→ **Texto de apoio**:
▼

É difícil imaginar que nos anos 1990, num país com setores da população na pobreza absoluta e sem uma rede de benefícios sociais em que se apoiar, um governo possa abandonar o papel de promotor de programas de geração de emprego, de assistência social, de desenvolvimento da infraestrutura e de promoção de regiões excluídas, na expectativa de que o mercado venha algum dia a dar uma resposta adequada a tudo isso.
SORJ, B. A nova sociedade brasileira. Rio de Janeiro: Jorge Zahar, 2000 (adaptado).
Nesse contexto, a criticada postura dos governos frente à situação social do país coincidiu com a priorização de que medidas?
A questão avalia a compreensão do neoliberalismo e suas consequências sociais no Brasil dos anos 1990. O texto critica governos que abdicaram do papel intervencionista do Estado — deixando de investir em emprego, assistência social e infraestrutura — e delegaram ao mercado a resolução dos problemas sociais.

▲

→ **O que fazer**: Continue o texto sobre o neoliberalismo no Brasil dos anos 1990 a partir do ponto em que ele termina. Os dados abaixo não têm nenhuma relação com o texto sobre o neoliberalismo no Brasil dos anos 1990.

→ **Dados do exercício**:
▼

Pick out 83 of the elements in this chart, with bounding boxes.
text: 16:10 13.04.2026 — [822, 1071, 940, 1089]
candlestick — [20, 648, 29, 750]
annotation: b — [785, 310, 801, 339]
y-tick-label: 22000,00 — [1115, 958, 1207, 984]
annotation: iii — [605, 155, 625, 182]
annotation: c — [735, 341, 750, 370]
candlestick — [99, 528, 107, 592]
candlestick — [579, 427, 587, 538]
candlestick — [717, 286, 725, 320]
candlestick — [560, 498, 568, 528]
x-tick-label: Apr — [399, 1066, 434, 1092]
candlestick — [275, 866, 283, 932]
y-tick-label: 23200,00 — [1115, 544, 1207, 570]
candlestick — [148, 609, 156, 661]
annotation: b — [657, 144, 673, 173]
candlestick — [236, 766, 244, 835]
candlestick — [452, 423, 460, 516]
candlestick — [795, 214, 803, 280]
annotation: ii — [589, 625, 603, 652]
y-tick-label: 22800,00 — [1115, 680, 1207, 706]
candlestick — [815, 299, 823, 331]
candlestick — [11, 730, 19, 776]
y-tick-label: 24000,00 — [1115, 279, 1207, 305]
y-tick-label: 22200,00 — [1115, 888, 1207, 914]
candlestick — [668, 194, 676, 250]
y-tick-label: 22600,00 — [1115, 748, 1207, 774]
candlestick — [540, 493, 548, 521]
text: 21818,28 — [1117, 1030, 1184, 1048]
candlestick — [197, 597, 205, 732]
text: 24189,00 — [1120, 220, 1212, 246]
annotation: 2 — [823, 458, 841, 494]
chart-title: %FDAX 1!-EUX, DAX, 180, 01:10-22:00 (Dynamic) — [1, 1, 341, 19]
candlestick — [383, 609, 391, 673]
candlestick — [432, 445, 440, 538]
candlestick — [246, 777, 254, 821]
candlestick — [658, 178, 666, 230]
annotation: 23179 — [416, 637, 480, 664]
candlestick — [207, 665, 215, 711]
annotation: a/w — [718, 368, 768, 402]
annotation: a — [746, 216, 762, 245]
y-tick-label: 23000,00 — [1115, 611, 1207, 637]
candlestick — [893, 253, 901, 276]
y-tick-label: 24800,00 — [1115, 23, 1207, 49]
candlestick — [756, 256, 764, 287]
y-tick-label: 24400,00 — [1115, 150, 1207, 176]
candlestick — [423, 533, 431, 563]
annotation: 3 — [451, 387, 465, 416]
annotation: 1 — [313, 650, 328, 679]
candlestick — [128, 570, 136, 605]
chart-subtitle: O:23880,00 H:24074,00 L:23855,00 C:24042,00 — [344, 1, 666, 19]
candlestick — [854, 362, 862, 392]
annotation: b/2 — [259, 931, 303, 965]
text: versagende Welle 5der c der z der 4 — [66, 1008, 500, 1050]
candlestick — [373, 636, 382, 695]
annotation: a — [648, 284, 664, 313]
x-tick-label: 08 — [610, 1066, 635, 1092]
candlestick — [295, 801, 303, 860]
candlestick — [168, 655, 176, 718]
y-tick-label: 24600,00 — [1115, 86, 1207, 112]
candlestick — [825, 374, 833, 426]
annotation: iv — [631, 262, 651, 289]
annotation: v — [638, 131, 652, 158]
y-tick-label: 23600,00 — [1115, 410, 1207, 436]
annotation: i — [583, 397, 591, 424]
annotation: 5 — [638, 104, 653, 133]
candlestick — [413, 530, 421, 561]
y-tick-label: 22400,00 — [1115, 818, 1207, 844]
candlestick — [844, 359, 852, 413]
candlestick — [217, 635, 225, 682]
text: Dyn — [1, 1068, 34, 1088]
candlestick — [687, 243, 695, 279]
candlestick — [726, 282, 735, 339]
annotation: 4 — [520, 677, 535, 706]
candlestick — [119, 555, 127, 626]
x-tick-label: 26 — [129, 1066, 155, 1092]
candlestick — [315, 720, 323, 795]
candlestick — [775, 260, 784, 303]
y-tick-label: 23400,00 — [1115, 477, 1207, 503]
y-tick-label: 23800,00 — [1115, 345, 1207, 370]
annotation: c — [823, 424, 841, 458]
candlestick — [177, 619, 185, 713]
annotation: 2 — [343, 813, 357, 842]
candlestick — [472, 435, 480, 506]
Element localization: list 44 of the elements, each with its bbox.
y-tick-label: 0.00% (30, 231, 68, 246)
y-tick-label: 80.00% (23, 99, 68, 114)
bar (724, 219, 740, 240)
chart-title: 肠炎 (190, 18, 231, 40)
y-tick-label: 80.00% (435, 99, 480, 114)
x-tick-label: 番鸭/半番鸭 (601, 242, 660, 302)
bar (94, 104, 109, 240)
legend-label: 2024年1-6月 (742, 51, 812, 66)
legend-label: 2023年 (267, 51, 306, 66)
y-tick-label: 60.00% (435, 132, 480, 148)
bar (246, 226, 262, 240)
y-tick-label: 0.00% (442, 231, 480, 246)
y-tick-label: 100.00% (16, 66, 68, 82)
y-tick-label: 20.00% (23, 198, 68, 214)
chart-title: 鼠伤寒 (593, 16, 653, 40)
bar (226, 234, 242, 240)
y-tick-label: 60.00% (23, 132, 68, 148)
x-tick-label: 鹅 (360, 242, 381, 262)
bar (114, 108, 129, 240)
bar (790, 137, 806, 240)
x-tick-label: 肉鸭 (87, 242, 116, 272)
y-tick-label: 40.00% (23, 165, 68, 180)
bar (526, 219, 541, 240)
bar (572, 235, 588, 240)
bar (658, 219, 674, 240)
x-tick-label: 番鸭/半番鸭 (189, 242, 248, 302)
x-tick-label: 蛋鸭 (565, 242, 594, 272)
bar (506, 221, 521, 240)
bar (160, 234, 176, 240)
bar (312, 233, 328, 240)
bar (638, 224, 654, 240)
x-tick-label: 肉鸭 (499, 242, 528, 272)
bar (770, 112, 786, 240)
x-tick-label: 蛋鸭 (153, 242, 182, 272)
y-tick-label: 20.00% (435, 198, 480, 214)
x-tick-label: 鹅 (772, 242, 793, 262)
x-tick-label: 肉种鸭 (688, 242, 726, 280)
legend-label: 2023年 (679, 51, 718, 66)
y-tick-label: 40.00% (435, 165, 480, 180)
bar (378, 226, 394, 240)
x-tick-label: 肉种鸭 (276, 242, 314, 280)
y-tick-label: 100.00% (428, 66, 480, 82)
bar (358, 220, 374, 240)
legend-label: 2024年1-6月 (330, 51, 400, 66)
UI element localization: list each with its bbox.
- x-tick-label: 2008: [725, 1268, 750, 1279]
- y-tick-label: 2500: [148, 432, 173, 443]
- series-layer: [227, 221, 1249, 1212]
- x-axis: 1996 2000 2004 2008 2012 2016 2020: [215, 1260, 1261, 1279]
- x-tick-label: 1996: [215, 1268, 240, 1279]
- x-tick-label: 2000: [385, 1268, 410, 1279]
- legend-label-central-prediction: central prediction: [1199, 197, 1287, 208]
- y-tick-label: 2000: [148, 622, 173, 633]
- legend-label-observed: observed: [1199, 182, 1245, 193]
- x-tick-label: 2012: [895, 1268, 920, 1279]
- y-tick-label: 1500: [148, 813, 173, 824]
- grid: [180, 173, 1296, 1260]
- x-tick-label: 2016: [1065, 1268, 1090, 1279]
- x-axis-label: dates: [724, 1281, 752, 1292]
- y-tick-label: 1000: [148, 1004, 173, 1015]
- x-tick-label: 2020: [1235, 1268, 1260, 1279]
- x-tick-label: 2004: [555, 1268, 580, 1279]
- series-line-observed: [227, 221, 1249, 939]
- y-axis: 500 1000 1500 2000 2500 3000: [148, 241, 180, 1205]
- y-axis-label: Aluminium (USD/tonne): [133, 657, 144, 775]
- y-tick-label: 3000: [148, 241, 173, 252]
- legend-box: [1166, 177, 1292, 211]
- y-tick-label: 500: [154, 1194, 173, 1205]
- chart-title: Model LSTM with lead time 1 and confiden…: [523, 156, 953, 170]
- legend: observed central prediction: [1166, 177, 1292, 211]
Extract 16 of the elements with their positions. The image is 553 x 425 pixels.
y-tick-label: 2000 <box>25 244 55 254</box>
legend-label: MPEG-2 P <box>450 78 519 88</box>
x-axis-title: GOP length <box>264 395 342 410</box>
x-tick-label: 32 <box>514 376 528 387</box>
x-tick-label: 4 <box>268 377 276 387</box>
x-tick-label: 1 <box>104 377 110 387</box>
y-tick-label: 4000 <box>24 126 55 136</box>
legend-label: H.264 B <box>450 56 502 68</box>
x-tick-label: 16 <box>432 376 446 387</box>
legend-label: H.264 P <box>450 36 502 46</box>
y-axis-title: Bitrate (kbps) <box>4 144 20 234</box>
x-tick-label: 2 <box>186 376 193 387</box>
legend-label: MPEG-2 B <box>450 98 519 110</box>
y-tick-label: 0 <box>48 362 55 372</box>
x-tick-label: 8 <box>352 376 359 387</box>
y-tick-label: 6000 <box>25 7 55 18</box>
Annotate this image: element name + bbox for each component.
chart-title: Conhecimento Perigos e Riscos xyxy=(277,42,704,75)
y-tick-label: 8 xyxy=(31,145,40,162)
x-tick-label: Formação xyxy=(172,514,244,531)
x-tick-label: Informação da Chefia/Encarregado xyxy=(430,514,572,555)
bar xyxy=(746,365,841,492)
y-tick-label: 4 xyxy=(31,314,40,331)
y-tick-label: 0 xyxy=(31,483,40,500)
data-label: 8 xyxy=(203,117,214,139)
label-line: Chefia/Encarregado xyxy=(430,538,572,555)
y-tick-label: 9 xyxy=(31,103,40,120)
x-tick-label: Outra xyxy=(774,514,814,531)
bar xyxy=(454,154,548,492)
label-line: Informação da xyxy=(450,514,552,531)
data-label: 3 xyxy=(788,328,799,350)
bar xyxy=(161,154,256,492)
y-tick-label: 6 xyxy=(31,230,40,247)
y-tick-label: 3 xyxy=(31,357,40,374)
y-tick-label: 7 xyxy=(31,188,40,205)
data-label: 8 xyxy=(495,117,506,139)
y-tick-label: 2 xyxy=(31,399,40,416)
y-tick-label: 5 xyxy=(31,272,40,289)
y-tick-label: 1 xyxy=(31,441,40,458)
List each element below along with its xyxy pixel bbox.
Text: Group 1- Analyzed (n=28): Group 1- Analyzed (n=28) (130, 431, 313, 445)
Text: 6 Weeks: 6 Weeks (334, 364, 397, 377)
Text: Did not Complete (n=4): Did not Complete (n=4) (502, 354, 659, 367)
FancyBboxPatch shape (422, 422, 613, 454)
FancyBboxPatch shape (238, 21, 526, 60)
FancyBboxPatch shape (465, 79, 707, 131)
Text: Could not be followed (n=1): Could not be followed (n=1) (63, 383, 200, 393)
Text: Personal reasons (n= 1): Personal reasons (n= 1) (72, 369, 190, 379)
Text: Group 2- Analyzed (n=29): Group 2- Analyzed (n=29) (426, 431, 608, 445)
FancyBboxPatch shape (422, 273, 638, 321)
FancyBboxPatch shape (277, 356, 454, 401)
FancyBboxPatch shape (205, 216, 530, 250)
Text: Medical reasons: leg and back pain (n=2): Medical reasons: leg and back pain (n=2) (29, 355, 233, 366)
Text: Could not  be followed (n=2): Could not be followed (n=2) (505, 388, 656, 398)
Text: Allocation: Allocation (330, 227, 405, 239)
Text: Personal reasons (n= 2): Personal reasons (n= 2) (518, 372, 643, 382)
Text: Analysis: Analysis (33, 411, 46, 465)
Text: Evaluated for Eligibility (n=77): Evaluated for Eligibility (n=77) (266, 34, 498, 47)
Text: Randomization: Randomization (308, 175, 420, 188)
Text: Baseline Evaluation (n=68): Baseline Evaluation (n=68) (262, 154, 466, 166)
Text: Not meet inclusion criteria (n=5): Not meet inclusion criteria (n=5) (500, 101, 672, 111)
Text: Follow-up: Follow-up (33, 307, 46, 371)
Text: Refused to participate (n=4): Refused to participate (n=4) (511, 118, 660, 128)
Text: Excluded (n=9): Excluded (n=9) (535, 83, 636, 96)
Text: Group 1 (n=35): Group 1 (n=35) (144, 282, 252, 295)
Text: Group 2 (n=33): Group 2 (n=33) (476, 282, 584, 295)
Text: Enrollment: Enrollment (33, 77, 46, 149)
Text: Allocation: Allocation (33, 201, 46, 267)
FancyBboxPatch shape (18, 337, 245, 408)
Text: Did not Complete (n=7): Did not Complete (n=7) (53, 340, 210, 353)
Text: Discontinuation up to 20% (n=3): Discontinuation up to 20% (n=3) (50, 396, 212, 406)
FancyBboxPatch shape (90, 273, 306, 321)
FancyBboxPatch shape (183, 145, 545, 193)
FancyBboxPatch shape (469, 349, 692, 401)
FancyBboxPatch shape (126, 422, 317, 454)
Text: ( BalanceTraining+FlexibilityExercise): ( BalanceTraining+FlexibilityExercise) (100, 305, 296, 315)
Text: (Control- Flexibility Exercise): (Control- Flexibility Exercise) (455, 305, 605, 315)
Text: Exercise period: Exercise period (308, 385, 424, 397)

▲

→ **Resposta**:
Essa postura corresponde à agenda neoliberal adotada no período, que priorizou reformas macroeconômicas estruturais — como abertura comercial, privatizações e ajuste fiscal — e, principalmente, o controle da inflação, cujo marco foi o Plano Real (1994). A estabilidade monetária tornou-se o eixo central da política econômica, em detrimento dos programas sociais estatais.
As demais alternativas contradizem a lógica neoliberal: expandir empresas estatais e bancos públicos vai de encontro à privatização; democratizar crédito habitacional foi uma política posterior; reduzir tributos de forma ampla não foi o foco (a carga tributária cresceu no período); e a reformulação do ensino superior não era prioridade da agenda econômica desses governos.